### Input for this task
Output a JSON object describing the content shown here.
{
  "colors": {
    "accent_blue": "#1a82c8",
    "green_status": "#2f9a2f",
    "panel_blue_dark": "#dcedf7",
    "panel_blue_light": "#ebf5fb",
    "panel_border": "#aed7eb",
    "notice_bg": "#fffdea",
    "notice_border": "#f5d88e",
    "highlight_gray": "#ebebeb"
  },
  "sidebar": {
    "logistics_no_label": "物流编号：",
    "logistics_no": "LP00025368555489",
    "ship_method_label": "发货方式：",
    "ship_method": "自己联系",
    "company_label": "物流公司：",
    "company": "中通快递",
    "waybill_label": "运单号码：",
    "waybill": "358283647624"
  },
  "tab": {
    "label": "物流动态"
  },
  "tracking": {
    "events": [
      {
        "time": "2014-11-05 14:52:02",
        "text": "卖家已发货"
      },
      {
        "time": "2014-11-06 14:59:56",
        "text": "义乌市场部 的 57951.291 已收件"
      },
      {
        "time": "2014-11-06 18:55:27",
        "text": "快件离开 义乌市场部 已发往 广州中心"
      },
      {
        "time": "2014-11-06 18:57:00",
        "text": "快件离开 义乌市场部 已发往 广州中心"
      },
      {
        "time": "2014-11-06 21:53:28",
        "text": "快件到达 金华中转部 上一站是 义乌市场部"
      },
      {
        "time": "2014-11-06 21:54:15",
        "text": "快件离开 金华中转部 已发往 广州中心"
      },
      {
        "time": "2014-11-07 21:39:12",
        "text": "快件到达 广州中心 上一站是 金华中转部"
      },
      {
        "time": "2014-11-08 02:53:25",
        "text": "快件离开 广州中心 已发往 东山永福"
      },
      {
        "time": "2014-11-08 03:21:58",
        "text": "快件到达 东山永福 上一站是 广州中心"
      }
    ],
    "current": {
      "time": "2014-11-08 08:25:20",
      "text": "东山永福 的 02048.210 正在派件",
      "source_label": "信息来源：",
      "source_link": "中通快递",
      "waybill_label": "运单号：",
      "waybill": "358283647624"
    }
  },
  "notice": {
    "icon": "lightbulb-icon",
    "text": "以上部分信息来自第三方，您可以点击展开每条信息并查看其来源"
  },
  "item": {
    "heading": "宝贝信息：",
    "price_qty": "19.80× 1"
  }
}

### Task brief
Reproduce the data in full, exactly as presented.

### Output for this task
Output a JSON object describing the content shown here.
{
  "colors": {
    "accent_blue": "#1a82c8",
    "green_status": "#2f9a2f",
    "panel_blue_dark": "#dcedf7",
    "panel_blue_light": "#ebf5fb",
    "panel_border": "#aed7eb",
    "notice_bg": "#fffdea",
    "notice_border": "#f5d88e",
    "highlight_gray": "#ebebeb"
  },
  "sidebar": {
    "logistics_no_label": "物流编号：",
    "logistics_no": "LP00025368555489",
    "ship_method_label": "发货方式：",
    "ship_method": "自己联系",
    "company_label": "物流公司：",
    "company": "中通快递",
    "waybill_label": "运单号码：",
    "waybill": "358283647624"
  },
  "tab": {
    "label": "物流动态"
  },
  "tracking": {
    "events": [
      {
        "time": "2014-11-05 14:52:02",
        "text": "卖家已发货"
      },
      {
        "time": "2014-11-06 14:59:56",
        "text": "义乌市场部 的 57951.291 已收件"
      },
      {
        "time": "2014-11-06 18:55:27",
        "text": "快件离开 义乌市场部 已发往 广州中心"
      },
      {
        "time": "2014-11-06 18:57:00",
        "text": "快件离开 义乌市场部 已发往 广州中心"
      },
      {
        "time": "2014-11-06 21:53:28",
        "text": "快件到达 金华中转部 上一站是 义乌市场部"
      },
      {
        "time": "2014-11-06 21:54:15",
        "text": "快件离开 金华中转部 已发往 广州中心"
      },
      {
        "time": "2014-11-07 21:39:12",
        "text": "快件到达 广州中心 上一站是 金华中转部"
      },
      {
        "time": "2014-11-08 02:53:25",
        "text": "快件离开 广州中心 已发往 东山永福"
      },
      {
        "time": "2014-11-08 03:21:58",
        "text": "快件到达 东山永福 上一站是 广州中心"
      }
    ],
    "current": {
      "time": "2014-11-08 08:25:20",
      "text": "东山永福 的 02048.210 正在派件",
      "source_label": "信息来源：",
      "source_link": "中通快递",
      "waybill_label": "运单号：",
      "waybill": "358283647624"
    }
  },
  "notice": {
    "icon": "lightbulb-icon",
    "text": "以上部分信息来自第三方，您可以点击展开每条信息并查看其来源"
  },
  "item": {
    "heading": "宝贝信息：",
    "price_qty": "19.80× 1"
  }
}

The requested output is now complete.